Exercise requirements:
Select the lines that contain "RAIL" and copy each of them.

The records:
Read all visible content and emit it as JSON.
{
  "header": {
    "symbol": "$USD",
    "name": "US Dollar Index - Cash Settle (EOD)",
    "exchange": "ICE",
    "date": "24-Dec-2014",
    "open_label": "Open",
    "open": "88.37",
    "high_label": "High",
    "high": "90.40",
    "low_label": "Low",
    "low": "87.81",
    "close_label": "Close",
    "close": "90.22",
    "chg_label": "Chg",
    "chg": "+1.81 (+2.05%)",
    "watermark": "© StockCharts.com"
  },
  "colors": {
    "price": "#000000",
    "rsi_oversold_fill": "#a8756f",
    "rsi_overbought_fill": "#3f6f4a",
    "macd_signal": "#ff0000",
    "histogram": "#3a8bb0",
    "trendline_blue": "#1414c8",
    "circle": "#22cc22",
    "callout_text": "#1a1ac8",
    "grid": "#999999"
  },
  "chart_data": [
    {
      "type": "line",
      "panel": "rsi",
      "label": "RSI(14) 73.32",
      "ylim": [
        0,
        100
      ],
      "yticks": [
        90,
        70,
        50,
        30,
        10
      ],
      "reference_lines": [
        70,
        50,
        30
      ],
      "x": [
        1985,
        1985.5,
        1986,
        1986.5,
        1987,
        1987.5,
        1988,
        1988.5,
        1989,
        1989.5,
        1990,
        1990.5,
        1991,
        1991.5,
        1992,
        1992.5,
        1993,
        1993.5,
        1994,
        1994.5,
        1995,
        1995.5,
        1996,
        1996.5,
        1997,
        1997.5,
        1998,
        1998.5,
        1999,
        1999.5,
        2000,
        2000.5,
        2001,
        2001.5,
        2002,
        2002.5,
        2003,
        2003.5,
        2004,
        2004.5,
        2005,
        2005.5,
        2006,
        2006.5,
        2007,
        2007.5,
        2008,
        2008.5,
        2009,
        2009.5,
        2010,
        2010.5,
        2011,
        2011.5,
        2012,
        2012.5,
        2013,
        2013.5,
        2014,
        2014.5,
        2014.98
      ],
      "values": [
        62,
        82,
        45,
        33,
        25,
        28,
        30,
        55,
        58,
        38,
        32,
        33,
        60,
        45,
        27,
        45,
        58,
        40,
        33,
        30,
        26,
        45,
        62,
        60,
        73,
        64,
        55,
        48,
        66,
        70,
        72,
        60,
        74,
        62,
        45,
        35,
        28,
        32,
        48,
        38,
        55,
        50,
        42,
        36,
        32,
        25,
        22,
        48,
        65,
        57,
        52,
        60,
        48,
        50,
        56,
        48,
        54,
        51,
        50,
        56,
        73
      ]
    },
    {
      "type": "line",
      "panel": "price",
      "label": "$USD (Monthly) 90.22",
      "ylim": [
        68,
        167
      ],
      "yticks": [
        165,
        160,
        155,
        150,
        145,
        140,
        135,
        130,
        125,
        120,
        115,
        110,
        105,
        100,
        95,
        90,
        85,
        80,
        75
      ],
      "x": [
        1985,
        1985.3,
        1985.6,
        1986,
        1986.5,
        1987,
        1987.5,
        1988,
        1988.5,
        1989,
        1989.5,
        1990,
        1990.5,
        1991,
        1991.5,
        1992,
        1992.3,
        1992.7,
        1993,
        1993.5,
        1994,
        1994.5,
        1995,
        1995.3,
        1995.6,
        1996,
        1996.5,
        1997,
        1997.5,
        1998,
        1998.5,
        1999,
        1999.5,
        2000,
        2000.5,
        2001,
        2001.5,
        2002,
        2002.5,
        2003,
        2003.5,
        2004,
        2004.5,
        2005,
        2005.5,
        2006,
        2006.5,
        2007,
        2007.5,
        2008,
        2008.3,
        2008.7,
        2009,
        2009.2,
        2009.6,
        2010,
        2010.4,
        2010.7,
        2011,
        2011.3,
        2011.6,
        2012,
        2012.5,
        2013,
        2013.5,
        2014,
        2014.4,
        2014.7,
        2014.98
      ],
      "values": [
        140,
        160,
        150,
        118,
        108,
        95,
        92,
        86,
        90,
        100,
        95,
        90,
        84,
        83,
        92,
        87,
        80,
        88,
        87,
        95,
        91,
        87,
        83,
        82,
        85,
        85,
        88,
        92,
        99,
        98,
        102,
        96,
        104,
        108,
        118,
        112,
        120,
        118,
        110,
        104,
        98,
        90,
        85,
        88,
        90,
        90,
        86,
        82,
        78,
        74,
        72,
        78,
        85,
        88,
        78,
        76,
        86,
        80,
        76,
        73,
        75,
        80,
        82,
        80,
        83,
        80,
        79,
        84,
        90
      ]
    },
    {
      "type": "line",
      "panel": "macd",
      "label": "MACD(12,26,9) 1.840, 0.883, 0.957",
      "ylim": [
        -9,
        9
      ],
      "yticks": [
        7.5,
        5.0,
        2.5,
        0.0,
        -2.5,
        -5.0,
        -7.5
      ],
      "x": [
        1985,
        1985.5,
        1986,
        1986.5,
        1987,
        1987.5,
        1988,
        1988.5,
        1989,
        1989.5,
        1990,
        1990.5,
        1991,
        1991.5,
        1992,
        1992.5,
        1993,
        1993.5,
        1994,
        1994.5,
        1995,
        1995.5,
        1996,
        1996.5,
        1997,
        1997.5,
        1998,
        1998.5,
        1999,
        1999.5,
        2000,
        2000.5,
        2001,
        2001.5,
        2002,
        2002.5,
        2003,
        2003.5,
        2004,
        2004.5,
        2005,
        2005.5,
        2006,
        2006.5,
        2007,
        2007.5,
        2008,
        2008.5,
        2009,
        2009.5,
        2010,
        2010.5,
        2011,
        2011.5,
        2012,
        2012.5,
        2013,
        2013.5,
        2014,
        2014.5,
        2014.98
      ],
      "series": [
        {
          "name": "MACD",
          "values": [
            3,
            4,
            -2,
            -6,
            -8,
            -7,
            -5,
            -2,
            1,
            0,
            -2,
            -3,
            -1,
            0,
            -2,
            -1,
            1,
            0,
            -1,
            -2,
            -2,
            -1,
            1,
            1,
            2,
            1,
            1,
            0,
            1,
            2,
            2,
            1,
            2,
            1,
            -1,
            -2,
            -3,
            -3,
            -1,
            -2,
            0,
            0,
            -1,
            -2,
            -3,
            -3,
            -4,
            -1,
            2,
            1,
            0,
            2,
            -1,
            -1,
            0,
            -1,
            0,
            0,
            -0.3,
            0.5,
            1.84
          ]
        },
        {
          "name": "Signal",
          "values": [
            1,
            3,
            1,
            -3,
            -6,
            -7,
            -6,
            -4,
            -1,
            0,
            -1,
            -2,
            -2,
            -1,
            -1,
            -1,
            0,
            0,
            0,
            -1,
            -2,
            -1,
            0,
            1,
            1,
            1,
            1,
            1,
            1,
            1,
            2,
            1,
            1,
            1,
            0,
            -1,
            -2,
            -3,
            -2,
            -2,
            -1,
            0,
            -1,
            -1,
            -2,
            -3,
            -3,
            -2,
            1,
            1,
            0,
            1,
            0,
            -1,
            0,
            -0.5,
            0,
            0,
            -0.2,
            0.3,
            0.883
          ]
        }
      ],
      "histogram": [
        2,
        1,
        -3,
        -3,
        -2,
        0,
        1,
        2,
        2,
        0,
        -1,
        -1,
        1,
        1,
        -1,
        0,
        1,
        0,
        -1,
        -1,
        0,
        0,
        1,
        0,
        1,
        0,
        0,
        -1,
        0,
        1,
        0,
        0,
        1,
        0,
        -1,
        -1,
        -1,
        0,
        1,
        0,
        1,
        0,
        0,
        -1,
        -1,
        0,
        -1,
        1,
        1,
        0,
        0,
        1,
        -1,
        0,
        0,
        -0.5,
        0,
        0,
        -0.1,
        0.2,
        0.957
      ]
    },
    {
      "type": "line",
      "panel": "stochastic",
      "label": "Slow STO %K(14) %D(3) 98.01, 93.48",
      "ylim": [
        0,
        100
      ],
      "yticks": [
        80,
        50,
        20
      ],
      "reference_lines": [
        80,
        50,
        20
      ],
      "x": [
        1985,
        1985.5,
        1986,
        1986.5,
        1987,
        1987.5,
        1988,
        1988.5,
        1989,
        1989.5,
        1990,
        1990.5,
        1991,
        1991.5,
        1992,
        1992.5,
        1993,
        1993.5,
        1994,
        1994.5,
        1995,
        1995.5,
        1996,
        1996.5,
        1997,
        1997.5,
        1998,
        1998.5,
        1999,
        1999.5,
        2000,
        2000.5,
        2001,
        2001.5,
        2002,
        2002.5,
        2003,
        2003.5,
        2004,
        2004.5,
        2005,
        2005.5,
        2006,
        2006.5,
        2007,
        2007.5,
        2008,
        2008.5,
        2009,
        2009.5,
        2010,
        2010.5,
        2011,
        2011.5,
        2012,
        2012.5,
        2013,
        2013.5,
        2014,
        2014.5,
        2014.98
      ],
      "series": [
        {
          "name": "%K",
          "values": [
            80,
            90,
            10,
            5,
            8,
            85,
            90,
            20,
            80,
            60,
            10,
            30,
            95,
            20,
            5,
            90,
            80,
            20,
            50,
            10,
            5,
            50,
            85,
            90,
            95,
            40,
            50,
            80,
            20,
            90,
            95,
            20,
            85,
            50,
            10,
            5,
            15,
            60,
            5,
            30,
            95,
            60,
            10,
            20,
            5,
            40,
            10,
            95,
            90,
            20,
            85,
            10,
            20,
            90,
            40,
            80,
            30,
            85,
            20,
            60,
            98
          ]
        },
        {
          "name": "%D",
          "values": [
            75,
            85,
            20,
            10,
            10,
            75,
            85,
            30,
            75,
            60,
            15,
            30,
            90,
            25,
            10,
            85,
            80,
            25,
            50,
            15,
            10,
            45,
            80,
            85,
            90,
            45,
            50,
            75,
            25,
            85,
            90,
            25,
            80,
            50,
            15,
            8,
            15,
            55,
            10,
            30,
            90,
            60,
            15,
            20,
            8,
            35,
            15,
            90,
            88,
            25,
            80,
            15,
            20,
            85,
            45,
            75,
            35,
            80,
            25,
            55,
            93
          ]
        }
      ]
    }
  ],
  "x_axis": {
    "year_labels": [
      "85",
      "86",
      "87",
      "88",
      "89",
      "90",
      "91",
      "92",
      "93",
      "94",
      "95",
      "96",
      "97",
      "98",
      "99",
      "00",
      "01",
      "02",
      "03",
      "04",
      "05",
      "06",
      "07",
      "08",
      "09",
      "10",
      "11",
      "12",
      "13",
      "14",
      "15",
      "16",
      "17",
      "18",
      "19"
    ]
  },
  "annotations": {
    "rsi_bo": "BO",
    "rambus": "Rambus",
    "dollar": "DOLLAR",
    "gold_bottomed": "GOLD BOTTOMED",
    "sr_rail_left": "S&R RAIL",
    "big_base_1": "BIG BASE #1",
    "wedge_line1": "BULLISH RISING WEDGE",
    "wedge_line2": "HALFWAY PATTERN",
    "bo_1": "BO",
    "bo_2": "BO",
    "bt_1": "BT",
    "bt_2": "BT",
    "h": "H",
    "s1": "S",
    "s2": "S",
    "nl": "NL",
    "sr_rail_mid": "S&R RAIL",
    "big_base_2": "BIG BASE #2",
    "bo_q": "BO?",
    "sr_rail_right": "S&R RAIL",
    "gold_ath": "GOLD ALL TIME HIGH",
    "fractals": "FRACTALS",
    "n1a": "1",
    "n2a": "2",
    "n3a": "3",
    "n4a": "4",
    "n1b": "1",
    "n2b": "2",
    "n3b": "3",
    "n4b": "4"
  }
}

Exercise output:
    "sr_rail_left": "S&R RAIL",
    "sr_rail_mid": "S&R RAIL",
    "sr_rail_right": "S&R RAIL",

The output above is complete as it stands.